If a dish is has too much of anything the remedy is "Solution by Dilution"

Solely, adding other ingredients is masking. You will still likely have those overpowering flavors unless you dilute the original dish with a substantial amount of other ingredients. I feel you have the best success by adding more of what is already in the dish.  Seems like a lot of trouble but you should quickly make up a small pot of chili with no spices, and add it to the pot you already made. Even if it is just a basic recipe because you probably have no meat left, but you could use tomato, onion, and other ingredients that you have.

Or you can leave the chili like it is, and run out and get another six pack of beer to chase it down with. lol


----------



## buckytom (Jan 24, 2012)

unless your hubby is gordon ramsay on a bender, i wouldn't worry about the integrity of the dish. it's chili, for pete's sake. not exactly a precision recipe.

besides the good tips offered so far, you can take a tip from thailand/malaysia when it comes to dealing with heat and experiment with adding peanut butter or ground peanuts to the chili.

peanut butter/peanuts help tame the heat from chilis in many thai dishes, and it'll add another level of flavour to your chili that you might like. ground peanuts would also add texture.


----------



## jennyema (Jan 25, 2012)

Soma said:


> I always serve sour cream, AND yogurt, AND milk with hot foods....
> 
> I'm wondering if adding some tiny diced potatoes would help?...( or have helped...I know it's too late now, but for next time...)
> 
> or are potatoes simply to reduce an over-salted dish? I've tried that a few times, then removed the potatoes (not diced, too time-consuming to remove diced).




Potatoes don't work for salt or heat or sweet or anything.  It's a kitchen myth, disproven by reputable food scientists.

U Bob's suggestion is really the best way


----------



## Greg Who Cooks (Jan 25, 2012)

I don't think there's any way to fix too hot or too salty by any other means than to cook the same recipe again but without the salt or heat, then mix the two. And then you'd have half as hot or half as salty.

Too bad it's not like too tart where you'd add sugar. But it's not.

I'd advise the OP to serve it with beer, and learn to like too hot. Or toss it and try again next time, with less heat.

I think the recipe mistake involves using the wrong chili pepper and/or spice, as it appears in reading the many replies. Wrong pepper, too hot.

Too bad I'm not the victim. I hardly ever get anything too hot. Most of the time I want hotter. I suppose the OP could get a new DH but maybe that's too drastic a "solution."


----------



## vagriller (Jan 25, 2012)

My first time making chili with chipotles in adobo sauce I made it WAY too hot. Matter of face I won first place in the hottest category in a chili cookoff. What I did with the leftovers was add beans. That wasn't enough so I served it over more beans. I didn't have all the ingredients to make a second batch so I used what I had on hand. I was still the only one in the house that could eat it though. Word to the wise though, that heat will sneak up on you!


----------



## slett (Jan 25, 2012)

Like trying to get pee out of a swimming pool!  Next to impossible.  Chili is supposed to be spicy.  I say serve with a glass of milk & enjoy the ride!  A little sour cream never hurt either.

▶ **Written instruction**: Rewrite the stretch of the chili thread that opens with "U Bob's suggestion" and closes with "half as salty.", changing "salty" to "bitter" each time it appears.

▶ **Information supplied**:
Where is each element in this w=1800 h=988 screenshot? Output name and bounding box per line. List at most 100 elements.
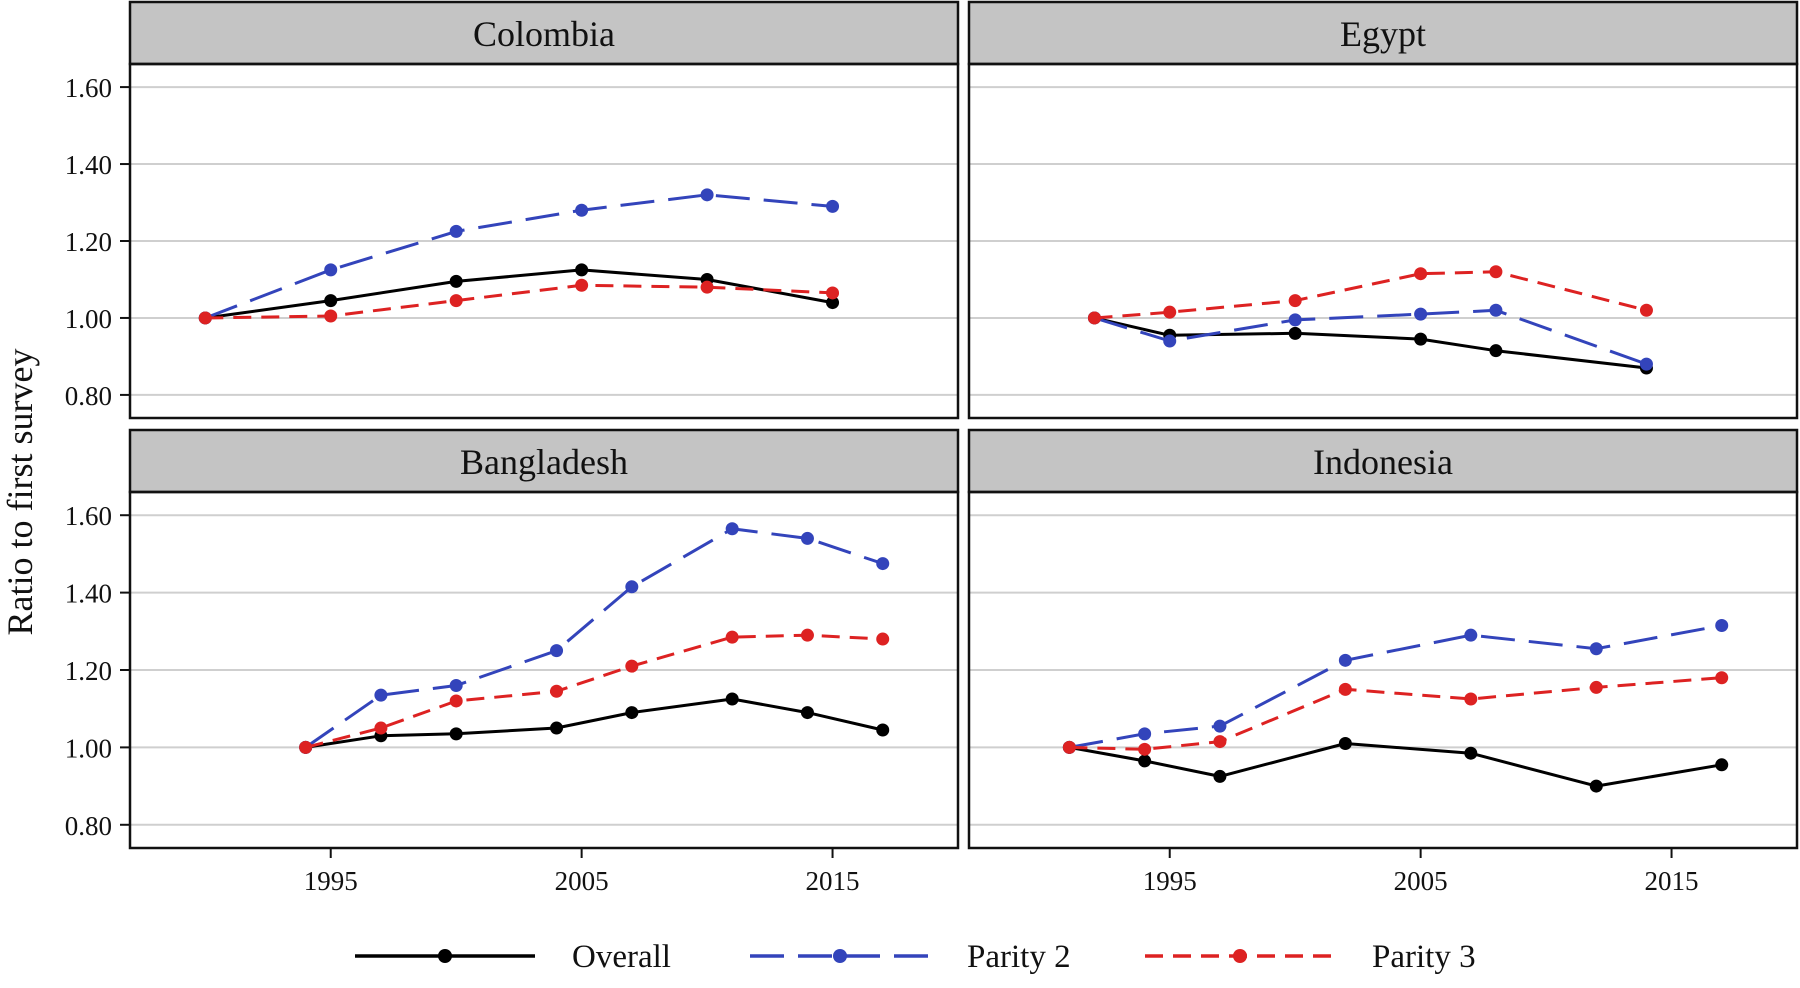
data-point — [1414, 332, 1428, 346]
data-point — [625, 580, 639, 594]
x-tick-label: 2005 — [1394, 866, 1448, 896]
series-parity-2 — [1087, 303, 1653, 371]
y-tick-label: 1.20 — [65, 227, 112, 257]
data-point — [449, 727, 463, 741]
data-point — [1414, 267, 1428, 281]
series-line — [1069, 742, 1722, 788]
y-tick-label: 0.80 — [65, 811, 112, 841]
y-tick-label: 1.00 — [65, 733, 112, 763]
panel-bangladesh: Bangladesh 0.80 1.00 1.20 1.40 1.60 1995 2005 20… — [65, 428, 960, 896]
panel-strip — [967, 0, 1799, 66]
series-parity-3 — [1087, 265, 1653, 325]
panel-strip — [967, 428, 1799, 494]
data-point — [1288, 294, 1302, 308]
data-point — [1163, 334, 1177, 348]
data-point — [374, 721, 388, 735]
data-point — [575, 263, 589, 277]
series-line — [1094, 270, 1647, 320]
data-point — [1338, 682, 1352, 696]
y-axis-label: Ratio to first survey — [0, 349, 40, 636]
data-point — [876, 632, 890, 646]
data-point — [725, 692, 739, 706]
data-point — [800, 531, 814, 545]
x-tick-label: 1995 — [304, 866, 358, 896]
data-point — [725, 522, 739, 536]
data-point — [1338, 653, 1352, 667]
data-point — [1639, 303, 1653, 317]
series-line — [1069, 676, 1722, 751]
data-point — [1138, 742, 1152, 756]
panel-strip — [128, 0, 960, 66]
panel-colombia: Colombia 0.80 1.00 1.20 1.40 1.60 — [65, 0, 960, 420]
data-point — [449, 224, 463, 238]
legend: Overall Parity 2 Parity 3 — [355, 939, 1476, 975]
data-point — [550, 684, 564, 698]
series-line — [1094, 308, 1648, 366]
y-tick-label: 1.60 — [65, 501, 112, 531]
data-point — [1138, 754, 1152, 768]
data-point — [1464, 692, 1478, 706]
series-line — [304, 527, 884, 749]
panel-strip — [128, 428, 960, 494]
panel-title: Egypt — [1340, 14, 1426, 54]
panel-title: Indonesia — [1313, 442, 1453, 482]
data-point — [625, 706, 639, 720]
data-point — [198, 311, 212, 325]
data-point — [725, 630, 739, 644]
data-point — [324, 294, 338, 308]
y-tick-label: 0.80 — [65, 381, 112, 411]
data-point — [575, 278, 589, 292]
data-point — [1213, 769, 1227, 783]
data-point — [1138, 727, 1152, 741]
panel-title: Colombia — [473, 14, 615, 54]
data-point — [826, 286, 840, 300]
data-point — [1213, 719, 1227, 733]
x-tick-label: 2005 — [555, 866, 609, 896]
series-parity-2 — [198, 188, 840, 325]
y-tick-label: 1.40 — [65, 150, 112, 180]
plot-frame — [967, 62, 1799, 420]
legend-marker — [1233, 949, 1247, 963]
data-point — [550, 644, 564, 658]
series-parity-2 — [1062, 619, 1729, 754]
data-point — [1489, 303, 1503, 317]
series-line — [205, 268, 833, 320]
data-point — [1715, 671, 1729, 685]
data-point — [1464, 746, 1478, 760]
data-point — [1338, 737, 1352, 751]
y-tick-label: 1.00 — [65, 304, 112, 334]
data-point — [1639, 357, 1653, 371]
data-point — [1288, 326, 1302, 340]
data-point — [700, 280, 714, 294]
panel-title: Bangladesh — [460, 442, 628, 482]
data-point — [1414, 307, 1428, 321]
data-point — [1062, 740, 1076, 754]
series-parity-3 — [198, 278, 840, 325]
x-tick-label: 2015 — [806, 866, 860, 896]
data-point — [1715, 619, 1729, 632]
data-point — [1087, 311, 1101, 325]
data-point — [449, 694, 463, 708]
data-point — [1589, 642, 1603, 656]
series-line — [205, 283, 833, 320]
data-point — [1589, 680, 1603, 694]
data-point — [575, 203, 589, 217]
series-parity-3 — [299, 628, 890, 754]
legend-item-parity-3: Parity 3 — [1145, 939, 1476, 975]
plot-frame — [967, 490, 1799, 850]
legend-label: Parity 2 — [967, 939, 1071, 975]
data-point — [1489, 265, 1503, 279]
series-overall — [1062, 737, 1729, 793]
data-point — [374, 688, 388, 702]
data-point — [1464, 628, 1478, 642]
series-line — [305, 697, 884, 749]
data-point — [826, 296, 840, 310]
data-point — [1589, 779, 1603, 793]
data-point — [625, 659, 639, 673]
data-point — [324, 309, 338, 323]
data-point — [1489, 344, 1503, 358]
data-point — [550, 721, 564, 735]
data-point — [800, 628, 814, 642]
data-point — [800, 706, 814, 720]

▶ **Full output**:
U Bob's suggestion is really the best way


----------



## Greg Who Cooks (Jan 25, 2012)

I don't think there's any way to fix too hot or too bitter by any other means than to cook the same recipe again but without the salt or heat, then mix the two. And then you'd have half as hot or half as bitter.